▶ Texto de lectura:
El desánimo vende
Una de las muchas encuestas periódicas que se hacen en la Unión Europea pide que los ciudadanos ordenen los países del club de mejor a peor. Es curioso que casi en todos, Alemania aparezca como el mejor y, a continuación, el suyo. Pero hay una excepción, la de los españoles, que sistemáticamente nos valoramos en los últimos puestos. Más curioso aún es que los de afuera nos coloquen mucho más arriba que nosotros mismos, un caso que no es habitual.
Con semejante espíritu derrotista, habría que preguntarse qué titulares hubiesen aparecido en los periódicos españoles, y durante cuántos meses, de haberse celebrado aquí la final de la Champions y a la hora fijada el partido no hubiese podido iniciarse, porque la policía era incapaz de controlar los accesos y las entradas falsas. Y no digamos de haber sido los españoles, y no la UEFA, los que en el sorteo de octavos de la Champions meten una bola errónea y se monta tal desconcierto que hay que repetirlo. Dos casos recientes y muy reales.
Nadie ha puesto en duda la democracia inglesa, por más que 42 miembros de la Cámara tengan problemas con la justicia por asuntos sexuales (que alcanzan incluso a la familia real) ni por el hecho de que en Downing Street ya no se sabe si gobierna Johnson o Benny Hill, a la vista de los saraos que se organizaban durante el confinamiento y de los casos de carácter lúbrico de sus huestes.
Otros países tienen problemas tan graves o más, pero en ninguno vende tanto el desánimo como en este, que pasa por ser alegre y festivo
Tampoco sería entendible en España que un político como Johnson haya podido continuar gobernando hasta ahora, después de que el 40% de sus propios diputados quisieran echarle.
Incluso Italia está sobreviviendo con entereza a los juicios en los que las modelos que Berlusconi invitaba a su villa para las fiestas sexuales del bunga-bunga (algunas de ellas menores) están confesando las cantidades que les pagaba el entonces primer ministro por sellar su boca.

▶ Datos proporcionados:
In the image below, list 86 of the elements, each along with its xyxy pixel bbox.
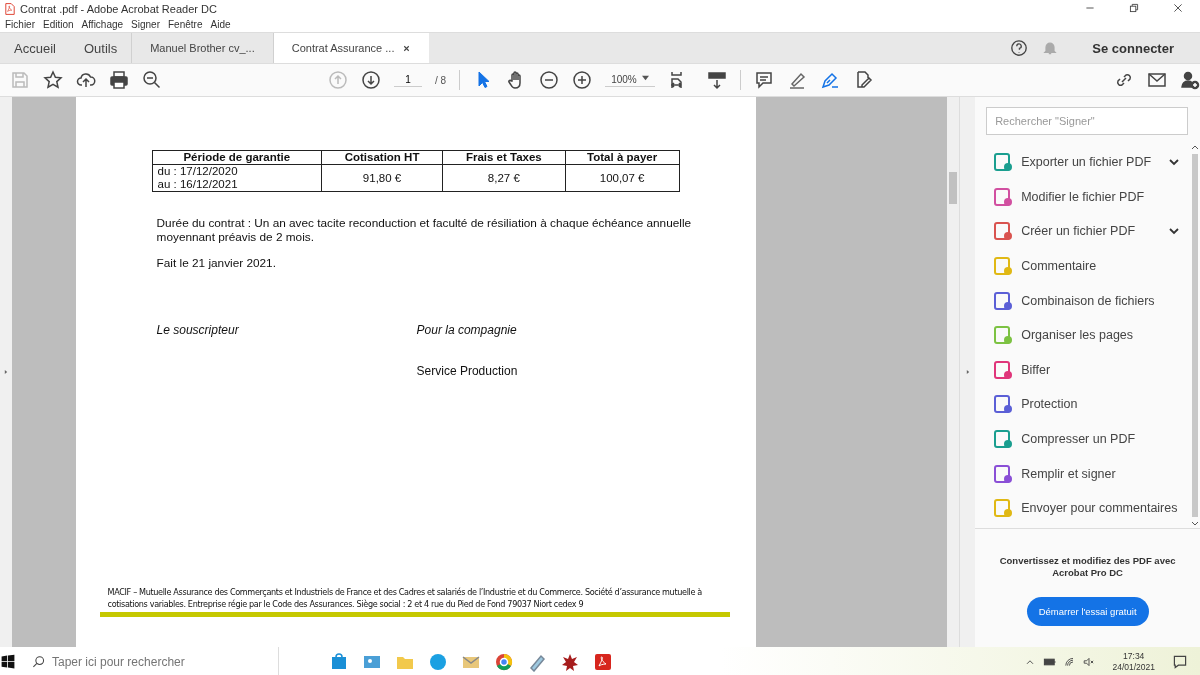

▶ Lista de tareas:
[a] En la columna sobre el desánimo, ¿qué país aparece como el mejor en casi todos los países, según la encuesta europea citada?
[b] Continúa la columna sobre el desánimo a partir de su última oración.
Los datos constituyen un material independiente de la columna sobre el desánimo.

▶ Respuestas finales:
[a] Alemania.

[b]
La relación podía ser infinita porque todos los países están afectados por los escándalos en mayor o menor medida y, aunque parezcan más de los que ha habido en otros momentos históricos, lo probable es que sean menos, porque el control social es muy superior al de cualquier otra época. Si afloran más es precisamente por los muchos medios que ahora existen para documentar un delito, un desvarío o un desliz. Hace dos siglos, cualquier político podía pasar desapercibido por la calle porque casi nadie hubiese podido identificarlo. Hoy, no solo es reconocido al instante sino que a cualquiera le basta con sacar su teléfono del bolsillo para registrar cuanto haga y volcarlo en las redes sociales.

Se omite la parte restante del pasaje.